STATED GOAL — Read the material below and count the lines holding the string "Paid". Give that count with nothing added.

* start INPUT ROWS *

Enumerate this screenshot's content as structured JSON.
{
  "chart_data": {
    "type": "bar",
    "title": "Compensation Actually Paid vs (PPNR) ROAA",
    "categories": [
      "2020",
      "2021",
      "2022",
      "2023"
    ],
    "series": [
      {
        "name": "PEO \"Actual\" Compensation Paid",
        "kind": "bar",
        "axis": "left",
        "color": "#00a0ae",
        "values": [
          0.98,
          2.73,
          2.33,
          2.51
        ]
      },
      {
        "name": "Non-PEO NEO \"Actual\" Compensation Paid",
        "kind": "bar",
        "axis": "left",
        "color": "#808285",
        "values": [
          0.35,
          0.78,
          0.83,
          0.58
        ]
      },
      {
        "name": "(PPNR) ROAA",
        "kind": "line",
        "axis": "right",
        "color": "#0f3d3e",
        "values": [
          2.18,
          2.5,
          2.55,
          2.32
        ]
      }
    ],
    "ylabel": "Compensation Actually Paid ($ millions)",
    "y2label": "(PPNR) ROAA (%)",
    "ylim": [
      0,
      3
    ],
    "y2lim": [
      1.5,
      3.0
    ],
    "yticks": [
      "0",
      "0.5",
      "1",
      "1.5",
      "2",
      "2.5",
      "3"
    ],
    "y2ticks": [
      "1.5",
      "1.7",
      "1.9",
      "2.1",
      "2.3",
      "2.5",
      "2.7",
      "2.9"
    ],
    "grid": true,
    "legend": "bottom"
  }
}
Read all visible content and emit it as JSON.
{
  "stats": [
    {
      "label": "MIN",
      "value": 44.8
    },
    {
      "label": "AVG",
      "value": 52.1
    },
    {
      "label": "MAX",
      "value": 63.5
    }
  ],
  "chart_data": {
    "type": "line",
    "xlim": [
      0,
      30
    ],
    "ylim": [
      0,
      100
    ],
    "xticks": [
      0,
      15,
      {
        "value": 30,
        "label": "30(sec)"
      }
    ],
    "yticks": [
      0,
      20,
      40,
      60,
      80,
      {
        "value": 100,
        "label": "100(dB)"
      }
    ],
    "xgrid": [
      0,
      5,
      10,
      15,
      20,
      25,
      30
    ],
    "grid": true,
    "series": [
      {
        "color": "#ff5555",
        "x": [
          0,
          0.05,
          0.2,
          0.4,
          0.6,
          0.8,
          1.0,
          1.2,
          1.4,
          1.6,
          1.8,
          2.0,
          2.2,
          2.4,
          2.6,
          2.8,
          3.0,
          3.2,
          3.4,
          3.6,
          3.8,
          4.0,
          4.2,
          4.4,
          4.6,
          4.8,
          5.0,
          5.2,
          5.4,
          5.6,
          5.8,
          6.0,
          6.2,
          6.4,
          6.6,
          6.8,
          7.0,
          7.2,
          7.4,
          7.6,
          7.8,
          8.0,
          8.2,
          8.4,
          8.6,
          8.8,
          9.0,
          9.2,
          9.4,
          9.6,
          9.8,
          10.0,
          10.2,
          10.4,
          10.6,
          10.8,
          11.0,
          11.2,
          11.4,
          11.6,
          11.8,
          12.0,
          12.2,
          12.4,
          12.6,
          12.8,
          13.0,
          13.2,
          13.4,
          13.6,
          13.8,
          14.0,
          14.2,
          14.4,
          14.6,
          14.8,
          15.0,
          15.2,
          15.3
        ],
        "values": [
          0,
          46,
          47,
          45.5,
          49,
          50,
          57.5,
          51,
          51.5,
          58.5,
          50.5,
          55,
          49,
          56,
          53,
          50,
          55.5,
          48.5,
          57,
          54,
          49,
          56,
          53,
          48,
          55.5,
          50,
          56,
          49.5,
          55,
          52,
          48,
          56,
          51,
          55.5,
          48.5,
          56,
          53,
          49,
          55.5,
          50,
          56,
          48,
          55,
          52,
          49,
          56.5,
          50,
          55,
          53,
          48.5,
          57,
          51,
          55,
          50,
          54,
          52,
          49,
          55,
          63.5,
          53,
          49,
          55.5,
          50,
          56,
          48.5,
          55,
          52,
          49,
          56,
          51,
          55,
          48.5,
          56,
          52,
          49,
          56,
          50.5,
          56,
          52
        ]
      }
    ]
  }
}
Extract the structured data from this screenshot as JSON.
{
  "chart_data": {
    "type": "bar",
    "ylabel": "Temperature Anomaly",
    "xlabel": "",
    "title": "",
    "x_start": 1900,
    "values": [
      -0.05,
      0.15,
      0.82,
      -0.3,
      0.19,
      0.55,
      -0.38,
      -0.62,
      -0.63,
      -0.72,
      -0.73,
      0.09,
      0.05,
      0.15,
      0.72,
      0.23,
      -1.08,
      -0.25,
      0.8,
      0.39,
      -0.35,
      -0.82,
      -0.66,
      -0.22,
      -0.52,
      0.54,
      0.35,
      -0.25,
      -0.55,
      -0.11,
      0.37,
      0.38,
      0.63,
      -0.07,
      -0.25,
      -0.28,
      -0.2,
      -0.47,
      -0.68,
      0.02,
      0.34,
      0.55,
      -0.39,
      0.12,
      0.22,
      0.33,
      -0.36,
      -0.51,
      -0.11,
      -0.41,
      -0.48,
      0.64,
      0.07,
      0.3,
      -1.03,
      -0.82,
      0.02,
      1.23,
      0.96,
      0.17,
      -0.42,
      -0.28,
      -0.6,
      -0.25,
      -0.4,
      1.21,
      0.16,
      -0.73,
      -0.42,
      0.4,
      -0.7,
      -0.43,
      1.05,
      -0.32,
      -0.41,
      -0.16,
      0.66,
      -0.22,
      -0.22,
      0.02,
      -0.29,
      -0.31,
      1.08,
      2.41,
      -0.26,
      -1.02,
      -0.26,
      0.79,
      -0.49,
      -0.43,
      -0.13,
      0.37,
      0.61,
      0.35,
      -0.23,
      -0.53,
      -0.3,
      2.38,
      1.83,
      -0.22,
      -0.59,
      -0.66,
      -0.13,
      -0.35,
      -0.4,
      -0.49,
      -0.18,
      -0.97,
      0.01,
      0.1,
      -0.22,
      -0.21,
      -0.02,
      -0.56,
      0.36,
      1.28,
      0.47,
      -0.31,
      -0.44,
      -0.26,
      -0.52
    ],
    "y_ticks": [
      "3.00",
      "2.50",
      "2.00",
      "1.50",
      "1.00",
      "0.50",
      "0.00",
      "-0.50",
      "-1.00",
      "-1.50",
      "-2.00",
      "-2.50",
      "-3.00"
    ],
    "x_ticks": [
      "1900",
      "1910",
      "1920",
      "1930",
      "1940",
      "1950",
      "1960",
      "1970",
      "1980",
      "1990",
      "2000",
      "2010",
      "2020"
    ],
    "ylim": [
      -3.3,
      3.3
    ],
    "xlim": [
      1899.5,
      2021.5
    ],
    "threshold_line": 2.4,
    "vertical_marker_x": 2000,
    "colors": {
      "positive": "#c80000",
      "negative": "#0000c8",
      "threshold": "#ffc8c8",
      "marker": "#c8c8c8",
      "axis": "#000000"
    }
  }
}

* end INPUT ROWS *

SOLUTION TO THIS EXERCISE — 4